(Document understanding data)
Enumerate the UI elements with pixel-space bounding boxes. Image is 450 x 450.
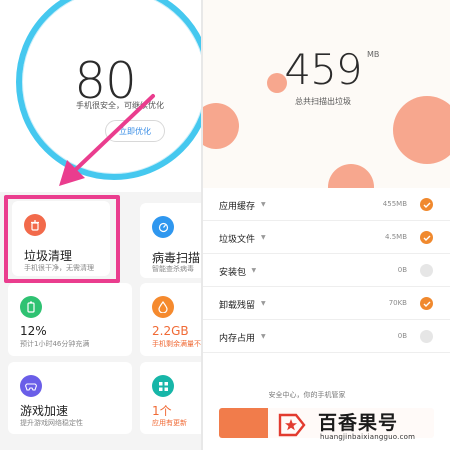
pointer-arrow-icon [59, 94, 155, 186]
game-boost-tile[interactable]: 游戏加速 提升游戏网络稳定性 [8, 362, 132, 434]
chevron-down-icon[interactable]: ▼ [261, 333, 266, 340]
category-checkbox[interactable] [420, 231, 433, 244]
junk-category-row[interactable]: 垃圾文件 ▼ 4.5MB [203, 221, 450, 254]
battery-icon [20, 296, 42, 318]
tile-subtitle: 应用有更新 [152, 419, 187, 427]
chevron-down-icon[interactable]: ▼ [261, 300, 266, 307]
category-size: 0B [397, 332, 407, 340]
junk-scan-result: 459 MB 总共扫描出垃圾 应用缓存 ▼ 455MB 垃圾文件 ▼ 4.5MB 安装包 ▼ 0… [203, 0, 450, 450]
category-checkbox[interactable] [420, 264, 433, 277]
watermark-logo-icon [278, 413, 306, 437]
category-checkbox[interactable] [420, 330, 433, 343]
highlight-box [4, 195, 120, 283]
storage-icon [152, 296, 174, 318]
decor-bubble [328, 164, 374, 188]
storage-tile[interactable]: 2.2GB 手机剩余满量不 [140, 283, 203, 356]
tile-title: 1个 [152, 404, 172, 418]
virus-scan-tile[interactable]: 病毒扫描 智能查杀病毒 [140, 203, 203, 278]
category-name: 安装包 [219, 268, 247, 278]
app-updates-tile[interactable]: 1个 应用有更新 [140, 362, 203, 434]
scan-summary-header: 459 MB 总共扫描出垃圾 [203, 0, 450, 188]
category-checkbox[interactable] [420, 198, 433, 211]
category-size: 0B [397, 266, 407, 274]
footer-note: 安全中心，你的手机管家 [268, 391, 346, 399]
chevron-down-icon[interactable]: ▼ [252, 267, 257, 274]
apps-grid-icon [152, 375, 174, 397]
tile-subtitle: 智能查杀病毒 [152, 265, 194, 273]
tile-subtitle: 提升游戏网络稳定性 [20, 419, 83, 427]
category-name: 垃圾文件 [219, 235, 256, 245]
junk-category-row[interactable]: 应用缓存 ▼ 455MB [203, 188, 450, 221]
decor-bubble [203, 103, 239, 149]
tile-title: 游戏加速 [20, 404, 69, 418]
battery-tile[interactable]: 12% 预计1小时46分钟充满 [8, 283, 132, 356]
junk-category-row[interactable]: 卸载残留 ▼ 70KB [203, 287, 450, 320]
shield-scan-icon [152, 216, 174, 238]
tile-title: 12% [20, 324, 47, 338]
watermark-url: huangjinbaixiangguo.com [320, 433, 416, 441]
security-center-home: 80 手机很安全，可继续优化 立即优化 垃圾清理 手机很干净，无需清理 病毒扫描… [0, 0, 203, 450]
category-name: 内存占用 [219, 334, 256, 344]
category-checkbox[interactable] [420, 297, 433, 310]
gamepad-icon [20, 375, 42, 397]
decor-bubble [393, 96, 450, 164]
watermark: 百香果号 huangjinbaixiangguo.com [268, 405, 448, 449]
junk-category-row[interactable]: 内存占用 ▼ 0B [203, 320, 450, 353]
junk-category-row[interactable]: 安装包 ▼ 0B [203, 254, 450, 287]
category-name: 卸载残留 [219, 301, 256, 311]
chevron-down-icon[interactable]: ▼ [261, 234, 266, 241]
tile-subtitle: 预计1小时46分钟充满 [20, 340, 90, 348]
category-size: 455MB [382, 200, 407, 208]
category-name: 应用缓存 [219, 202, 256, 212]
watermark-title: 百香果号 [318, 412, 399, 434]
junk-total-unit: MB [367, 50, 380, 59]
chevron-down-icon[interactable]: ▼ [261, 201, 266, 208]
junk-total-size: 459 [284, 45, 362, 94]
category-size: 4.5MB [385, 233, 407, 241]
category-size: 70KB [388, 299, 407, 307]
tile-title: 2.2GB [152, 324, 189, 338]
junk-total-subtitle: 总共扫描出垃圾 [295, 97, 351, 106]
tile-subtitle: 手机剩余满量不 [152, 340, 201, 348]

**WHAT TO DO**
Could you repeat each line above exactly as written? Omit the pictures.

**ANSWER TO THE PROBLEM**
Enumerate the UI elements with pixel-space bounding boxes. Image is 450 x 450.
pointer-arrow-icon [59, 94, 155, 186]
game-boost-tile[interactable]: 游戏加速 提升游戏网络稳定性 [8, 362, 132, 434]
chevron-down-icon[interactable]: ▼ [261, 333, 266, 340]
category-checkbox[interactable] [420, 231, 433, 244]
junk-category-row[interactable]: 垃圾文件 ▼ 4.5MB [203, 221, 450, 254]
battery-icon [20, 296, 42, 318]
tile-subtitle: 应用有更新 [152, 419, 187, 427]
chevron-down-icon[interactable]: ▼ [261, 300, 266, 307]
category-size: 0B [397, 332, 407, 340]
junk-scan-result: 459 MB 总共扫描出垃圾 应用缓存 ▼ 455MB 垃圾文件 ▼ 4.5MB 安装包 ▼ 0… [203, 0, 450, 450]
category-checkbox[interactable] [420, 264, 433, 277]
watermark-logo-icon [278, 413, 306, 437]
category-checkbox[interactable] [420, 330, 433, 343]
highlight-box [4, 195, 120, 283]
storage-icon [152, 296, 174, 318]
decor-bubble [328, 164, 374, 188]
storage-tile[interactable]: 2.2GB 手机剩余满量不 [140, 283, 203, 356]
tile-title: 1个 [152, 404, 172, 418]
virus-scan-tile[interactable]: 病毒扫描 智能查杀病毒 [140, 203, 203, 278]
category-name: 安装包 [219, 268, 247, 278]
app-updates-tile[interactable]: 1个 应用有更新 [140, 362, 203, 434]
scan-summary-header: 459 MB 总共扫描出垃圾 [203, 0, 450, 188]
category-checkbox[interactable] [420, 198, 433, 211]
category-size: 0B [397, 266, 407, 274]
footer-note: 安全中心，你的手机管家 [268, 391, 346, 399]
chevron-down-icon[interactable]: ▼ [252, 267, 257, 274]
apps-grid-icon [152, 375, 174, 397]
tile-subtitle: 智能查杀病毒 [152, 265, 194, 273]
tile-subtitle: 提升游戏网络稳定性 [20, 419, 83, 427]
category-name: 垃圾文件 [219, 235, 256, 245]
junk-category-row[interactable]: 应用缓存 ▼ 455MB [203, 188, 450, 221]
decor-bubble [203, 103, 239, 149]
tile-title: 游戏加速 [20, 404, 69, 418]
battery-tile[interactable]: 12% 预计1小时46分钟充满 [8, 283, 132, 356]
junk-category-row[interactable]: 卸载残留 ▼ 70KB [203, 287, 450, 320]
shield-scan-icon [152, 216, 174, 238]
tile-title: 12% [20, 324, 47, 338]
watermark-url: huangjinbaixiangguo.com [320, 433, 416, 441]
security-center-home: 80 手机很安全，可继续优化 立即优化 垃圾清理 手机很干净，无需清理 病毒扫描… [0, 0, 203, 450]
category-name: 内存占用 [219, 334, 256, 344]
category-checkbox[interactable] [420, 297, 433, 310]
gamepad-icon [20, 375, 42, 397]
decor-bubble [393, 96, 450, 164]
watermark: 百香果号 huangjinbaixiangguo.com [268, 405, 448, 449]
junk-category-row[interactable]: 内存占用 ▼ 0B [203, 320, 450, 353]
junk-category-row[interactable]: 安装包 ▼ 0B [203, 254, 450, 287]
category-name: 卸载残留 [219, 301, 256, 311]
chevron-down-icon[interactable]: ▼ [261, 234, 266, 241]
tile-subtitle: 预计1小时46分钟充满 [20, 340, 90, 348]
category-size: 455MB [382, 200, 407, 208]
category-name: 应用缓存 [219, 202, 256, 212]
watermark-title: 百香果号 [318, 412, 399, 434]
junk-total-unit: MB [367, 50, 380, 59]
chevron-down-icon[interactable]: ▼ [261, 201, 266, 208]
junk-total-size: 459 [284, 45, 362, 94]
category-size: 4.5MB [385, 233, 407, 241]
category-size: 70KB [388, 299, 407, 307]
tile-title: 2.2GB [152, 324, 189, 338]
junk-total-subtitle: 总共扫描出垃圾 [295, 97, 351, 106]
tile-subtitle: 手机剩余满量不 [152, 340, 201, 348]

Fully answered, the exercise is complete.